**Directions for this task:** Gather all lines from the material that contain the word "السلام".

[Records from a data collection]
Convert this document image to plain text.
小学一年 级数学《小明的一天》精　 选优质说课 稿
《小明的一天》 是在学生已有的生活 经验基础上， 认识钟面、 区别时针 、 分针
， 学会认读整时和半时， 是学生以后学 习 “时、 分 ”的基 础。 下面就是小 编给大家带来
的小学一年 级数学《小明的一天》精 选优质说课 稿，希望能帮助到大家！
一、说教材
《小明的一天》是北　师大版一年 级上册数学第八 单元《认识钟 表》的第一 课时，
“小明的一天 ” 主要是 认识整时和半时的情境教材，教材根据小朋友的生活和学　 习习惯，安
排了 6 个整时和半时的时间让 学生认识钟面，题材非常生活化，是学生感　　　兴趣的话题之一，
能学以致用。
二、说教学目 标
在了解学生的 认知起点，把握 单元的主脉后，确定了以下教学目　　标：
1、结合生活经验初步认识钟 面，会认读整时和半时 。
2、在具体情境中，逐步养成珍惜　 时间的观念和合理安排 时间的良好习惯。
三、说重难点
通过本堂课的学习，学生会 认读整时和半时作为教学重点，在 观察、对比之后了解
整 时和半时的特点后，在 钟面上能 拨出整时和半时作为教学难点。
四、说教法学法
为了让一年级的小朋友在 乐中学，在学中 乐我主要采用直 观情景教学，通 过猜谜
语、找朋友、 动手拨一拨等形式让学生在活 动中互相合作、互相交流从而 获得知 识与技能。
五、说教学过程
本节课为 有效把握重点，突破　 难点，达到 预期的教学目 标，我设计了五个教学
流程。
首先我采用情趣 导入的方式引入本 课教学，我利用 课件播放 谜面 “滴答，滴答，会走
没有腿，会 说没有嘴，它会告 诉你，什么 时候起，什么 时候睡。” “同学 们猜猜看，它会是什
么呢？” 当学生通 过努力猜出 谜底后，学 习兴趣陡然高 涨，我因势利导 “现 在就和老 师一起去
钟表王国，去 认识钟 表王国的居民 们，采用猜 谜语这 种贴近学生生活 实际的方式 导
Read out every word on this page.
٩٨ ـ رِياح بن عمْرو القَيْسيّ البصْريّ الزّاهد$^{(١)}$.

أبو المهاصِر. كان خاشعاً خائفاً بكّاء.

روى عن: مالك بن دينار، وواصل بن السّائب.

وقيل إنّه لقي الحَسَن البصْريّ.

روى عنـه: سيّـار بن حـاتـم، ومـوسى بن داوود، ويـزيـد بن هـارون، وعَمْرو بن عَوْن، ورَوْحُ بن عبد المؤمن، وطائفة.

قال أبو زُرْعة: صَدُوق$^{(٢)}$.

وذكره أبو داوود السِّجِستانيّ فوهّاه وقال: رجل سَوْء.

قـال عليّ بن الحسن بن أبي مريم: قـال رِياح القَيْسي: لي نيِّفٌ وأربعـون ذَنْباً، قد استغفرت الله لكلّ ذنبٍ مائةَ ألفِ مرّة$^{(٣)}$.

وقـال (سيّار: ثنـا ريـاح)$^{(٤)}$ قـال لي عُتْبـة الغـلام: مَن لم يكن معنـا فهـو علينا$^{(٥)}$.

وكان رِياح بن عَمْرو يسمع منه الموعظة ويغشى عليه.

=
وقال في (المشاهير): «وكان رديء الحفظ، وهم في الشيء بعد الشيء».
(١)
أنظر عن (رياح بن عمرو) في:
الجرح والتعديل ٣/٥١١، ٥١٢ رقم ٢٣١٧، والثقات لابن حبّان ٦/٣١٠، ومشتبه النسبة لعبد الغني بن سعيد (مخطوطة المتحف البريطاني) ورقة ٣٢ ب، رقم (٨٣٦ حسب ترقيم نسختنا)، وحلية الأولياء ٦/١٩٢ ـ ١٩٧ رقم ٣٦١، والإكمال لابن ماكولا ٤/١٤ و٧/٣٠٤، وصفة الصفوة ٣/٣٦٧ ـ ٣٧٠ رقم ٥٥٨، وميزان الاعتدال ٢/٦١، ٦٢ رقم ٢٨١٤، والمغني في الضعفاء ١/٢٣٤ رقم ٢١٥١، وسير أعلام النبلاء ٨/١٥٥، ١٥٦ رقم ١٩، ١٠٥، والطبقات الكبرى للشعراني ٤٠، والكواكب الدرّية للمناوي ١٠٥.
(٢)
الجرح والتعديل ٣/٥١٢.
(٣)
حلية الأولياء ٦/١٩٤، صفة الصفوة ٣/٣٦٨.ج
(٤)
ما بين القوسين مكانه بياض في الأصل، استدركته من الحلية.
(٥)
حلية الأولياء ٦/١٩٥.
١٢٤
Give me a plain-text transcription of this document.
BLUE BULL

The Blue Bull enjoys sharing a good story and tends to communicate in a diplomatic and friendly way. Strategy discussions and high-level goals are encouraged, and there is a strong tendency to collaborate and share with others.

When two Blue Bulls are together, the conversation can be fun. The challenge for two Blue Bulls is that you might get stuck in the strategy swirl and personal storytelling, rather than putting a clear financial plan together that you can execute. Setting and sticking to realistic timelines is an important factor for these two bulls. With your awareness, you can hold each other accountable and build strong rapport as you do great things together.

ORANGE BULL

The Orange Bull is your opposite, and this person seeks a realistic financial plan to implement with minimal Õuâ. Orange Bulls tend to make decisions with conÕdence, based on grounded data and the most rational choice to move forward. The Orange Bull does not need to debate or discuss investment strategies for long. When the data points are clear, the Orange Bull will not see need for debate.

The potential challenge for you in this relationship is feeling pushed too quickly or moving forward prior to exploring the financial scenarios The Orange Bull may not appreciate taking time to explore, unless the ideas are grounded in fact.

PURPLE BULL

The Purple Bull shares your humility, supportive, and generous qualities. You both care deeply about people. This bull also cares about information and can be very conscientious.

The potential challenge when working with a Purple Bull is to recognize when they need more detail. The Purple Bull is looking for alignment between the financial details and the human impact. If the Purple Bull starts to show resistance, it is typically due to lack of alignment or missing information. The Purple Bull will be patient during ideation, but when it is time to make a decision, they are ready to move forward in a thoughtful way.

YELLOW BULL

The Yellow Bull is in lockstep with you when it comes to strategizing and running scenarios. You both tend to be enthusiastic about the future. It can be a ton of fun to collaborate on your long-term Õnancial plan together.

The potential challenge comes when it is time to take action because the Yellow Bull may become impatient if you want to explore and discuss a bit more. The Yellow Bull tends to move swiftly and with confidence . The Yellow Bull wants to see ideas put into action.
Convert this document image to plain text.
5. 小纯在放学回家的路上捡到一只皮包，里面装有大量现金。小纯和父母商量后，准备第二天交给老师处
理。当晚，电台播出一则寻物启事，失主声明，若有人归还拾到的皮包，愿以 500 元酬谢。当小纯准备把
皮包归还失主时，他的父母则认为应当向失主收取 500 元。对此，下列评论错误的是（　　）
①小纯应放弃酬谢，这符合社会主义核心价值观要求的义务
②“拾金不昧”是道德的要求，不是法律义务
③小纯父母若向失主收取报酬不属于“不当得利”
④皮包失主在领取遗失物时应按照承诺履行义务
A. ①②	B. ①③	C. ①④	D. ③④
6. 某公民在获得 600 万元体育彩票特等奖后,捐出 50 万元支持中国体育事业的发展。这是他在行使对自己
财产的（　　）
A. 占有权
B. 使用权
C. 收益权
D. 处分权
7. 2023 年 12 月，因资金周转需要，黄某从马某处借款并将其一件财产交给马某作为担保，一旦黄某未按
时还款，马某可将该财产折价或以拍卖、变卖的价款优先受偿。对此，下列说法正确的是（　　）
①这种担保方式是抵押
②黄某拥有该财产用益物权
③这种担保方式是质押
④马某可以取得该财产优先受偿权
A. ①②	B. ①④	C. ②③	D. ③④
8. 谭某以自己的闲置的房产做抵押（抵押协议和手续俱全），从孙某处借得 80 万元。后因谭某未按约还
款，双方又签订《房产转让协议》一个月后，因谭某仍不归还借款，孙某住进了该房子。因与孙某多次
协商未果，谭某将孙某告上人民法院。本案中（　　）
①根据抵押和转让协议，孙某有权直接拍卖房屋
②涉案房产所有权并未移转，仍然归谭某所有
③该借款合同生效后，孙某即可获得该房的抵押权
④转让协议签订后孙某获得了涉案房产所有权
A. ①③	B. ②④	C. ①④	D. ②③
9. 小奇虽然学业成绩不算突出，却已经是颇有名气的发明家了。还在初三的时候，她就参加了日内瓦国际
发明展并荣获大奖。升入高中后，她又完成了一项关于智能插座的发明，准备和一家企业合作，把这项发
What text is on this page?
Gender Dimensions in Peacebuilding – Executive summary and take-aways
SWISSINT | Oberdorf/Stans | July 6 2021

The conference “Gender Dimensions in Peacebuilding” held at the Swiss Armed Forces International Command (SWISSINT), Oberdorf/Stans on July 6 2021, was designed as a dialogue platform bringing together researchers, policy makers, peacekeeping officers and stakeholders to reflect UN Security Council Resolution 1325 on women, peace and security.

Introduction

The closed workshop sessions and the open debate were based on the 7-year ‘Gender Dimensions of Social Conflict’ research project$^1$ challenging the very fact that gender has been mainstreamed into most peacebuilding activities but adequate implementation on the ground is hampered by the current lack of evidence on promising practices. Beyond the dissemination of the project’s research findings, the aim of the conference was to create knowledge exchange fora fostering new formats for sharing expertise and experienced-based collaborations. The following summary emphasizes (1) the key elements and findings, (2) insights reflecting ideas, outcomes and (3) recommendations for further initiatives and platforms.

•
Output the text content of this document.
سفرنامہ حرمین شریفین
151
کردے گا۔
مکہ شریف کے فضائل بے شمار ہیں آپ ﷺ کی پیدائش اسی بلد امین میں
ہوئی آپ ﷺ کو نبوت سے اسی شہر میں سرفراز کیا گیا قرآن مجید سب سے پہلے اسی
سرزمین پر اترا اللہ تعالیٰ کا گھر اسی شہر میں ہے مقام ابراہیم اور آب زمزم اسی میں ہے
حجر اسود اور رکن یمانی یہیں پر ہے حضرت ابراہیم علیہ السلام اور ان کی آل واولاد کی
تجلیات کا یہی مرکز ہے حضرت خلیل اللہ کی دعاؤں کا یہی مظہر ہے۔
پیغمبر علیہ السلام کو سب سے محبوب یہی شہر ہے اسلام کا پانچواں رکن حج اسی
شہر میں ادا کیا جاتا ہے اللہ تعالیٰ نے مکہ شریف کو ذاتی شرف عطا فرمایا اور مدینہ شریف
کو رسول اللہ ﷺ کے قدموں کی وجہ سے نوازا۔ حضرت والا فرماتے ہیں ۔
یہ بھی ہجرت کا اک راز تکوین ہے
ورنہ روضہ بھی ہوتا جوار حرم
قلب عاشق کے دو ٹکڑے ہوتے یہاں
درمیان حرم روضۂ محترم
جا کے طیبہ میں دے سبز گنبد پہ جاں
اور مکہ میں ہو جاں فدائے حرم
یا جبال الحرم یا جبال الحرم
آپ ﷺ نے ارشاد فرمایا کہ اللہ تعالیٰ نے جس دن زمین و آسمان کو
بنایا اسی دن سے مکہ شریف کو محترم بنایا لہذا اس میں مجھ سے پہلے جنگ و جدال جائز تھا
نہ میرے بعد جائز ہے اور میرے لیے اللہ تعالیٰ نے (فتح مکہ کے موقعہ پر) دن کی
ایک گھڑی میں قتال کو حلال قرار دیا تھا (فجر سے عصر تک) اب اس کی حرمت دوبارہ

**Exercise output:**
حجر اسود اور رکن یمانی یہیں پر ہے حضرت ابراہیم علیہ السلام اور ان کی آل واولاد کی
پیغمبر علیہ السلام کو سب سے محبوب یہی شہر ہے اسلام کا پانچواں رکن حج اسی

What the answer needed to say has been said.